> Written task:
Output the records exactly. Include every line.

> Extracted records:
# # # # # # #

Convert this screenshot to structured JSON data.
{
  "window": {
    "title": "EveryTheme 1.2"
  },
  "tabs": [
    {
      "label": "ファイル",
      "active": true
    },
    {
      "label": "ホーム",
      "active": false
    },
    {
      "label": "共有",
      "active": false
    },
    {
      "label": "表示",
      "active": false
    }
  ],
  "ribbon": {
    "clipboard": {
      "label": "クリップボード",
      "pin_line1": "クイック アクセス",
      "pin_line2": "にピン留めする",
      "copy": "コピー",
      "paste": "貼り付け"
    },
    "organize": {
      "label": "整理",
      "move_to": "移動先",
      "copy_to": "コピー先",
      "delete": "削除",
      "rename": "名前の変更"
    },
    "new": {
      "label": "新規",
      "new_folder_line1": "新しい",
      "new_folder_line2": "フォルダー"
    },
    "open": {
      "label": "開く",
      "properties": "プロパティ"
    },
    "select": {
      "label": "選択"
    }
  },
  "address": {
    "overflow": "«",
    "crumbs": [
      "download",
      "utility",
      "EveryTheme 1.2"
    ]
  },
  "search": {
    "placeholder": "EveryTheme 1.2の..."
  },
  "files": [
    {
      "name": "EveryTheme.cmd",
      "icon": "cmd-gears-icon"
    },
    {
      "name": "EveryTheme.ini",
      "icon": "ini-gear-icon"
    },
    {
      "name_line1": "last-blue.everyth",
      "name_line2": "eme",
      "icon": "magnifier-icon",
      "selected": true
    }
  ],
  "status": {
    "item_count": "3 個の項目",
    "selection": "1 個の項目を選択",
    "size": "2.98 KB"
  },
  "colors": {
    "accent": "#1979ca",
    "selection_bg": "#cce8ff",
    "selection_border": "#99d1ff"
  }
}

# # # # # # #

> Written solution:
Convert this screenshot to structured JSON data.
{
  "window": {
    "title": "EveryTheme 1.2"
  },
  "tabs": [
    {
      "label": "ファイル",
      "active": true
    },
    {
      "label": "ホーム",
      "active": false
    },
    {
      "label": "共有",
      "active": false
    },
    {
      "label": "表示",
      "active": false
    }
  ],
  "ribbon": {
    "clipboard": {
      "label": "クリップボード",
      "pin_line1": "クイック アクセス",
      "pin_line2": "にピン留めする",
      "copy": "コピー",
      "paste": "貼り付け"
    },
    "organize": {
      "label": "整理",
      "move_to": "移動先",
      "copy_to": "コピー先",
      "delete": "削除",
      "rename": "名前の変更"
    },
    "new": {
      "label": "新規",
      "new_folder_line1": "新しい",
      "new_folder_line2": "フォルダー"
    },
    "open": {
      "label": "開く",
      "properties": "プロパティ"
    },
    "select": {
      "label": "選択"
    }
  },
  "address": {
    "overflow": "«",
    "crumbs": [
      "download",
      "utility",
      "EveryTheme 1.2"
    ]
  },
  "search": {
    "placeholder": "EveryTheme 1.2の..."
  },
  "files": [
    {
      "name": "EveryTheme.cmd",
      "icon": "cmd-gears-icon"
    },
    {
      "name": "EveryTheme.ini",
      "icon": "ini-gear-icon"
    },
    {
      "name_line1": "last-blue.everyth",
      "name_line2": "eme",
      "icon": "magnifier-icon",
      "selected": true
    }
  ],
  "status": {
    "item_count": "3 個の項目",
    "selection": "1 個の項目を選択",
    "size": "2.98 KB"
  },
  "colors": {
    "accent": "#1979ca",
    "selection_bg": "#cce8ff",
    "selection_border": "#99d1ff"
  }
}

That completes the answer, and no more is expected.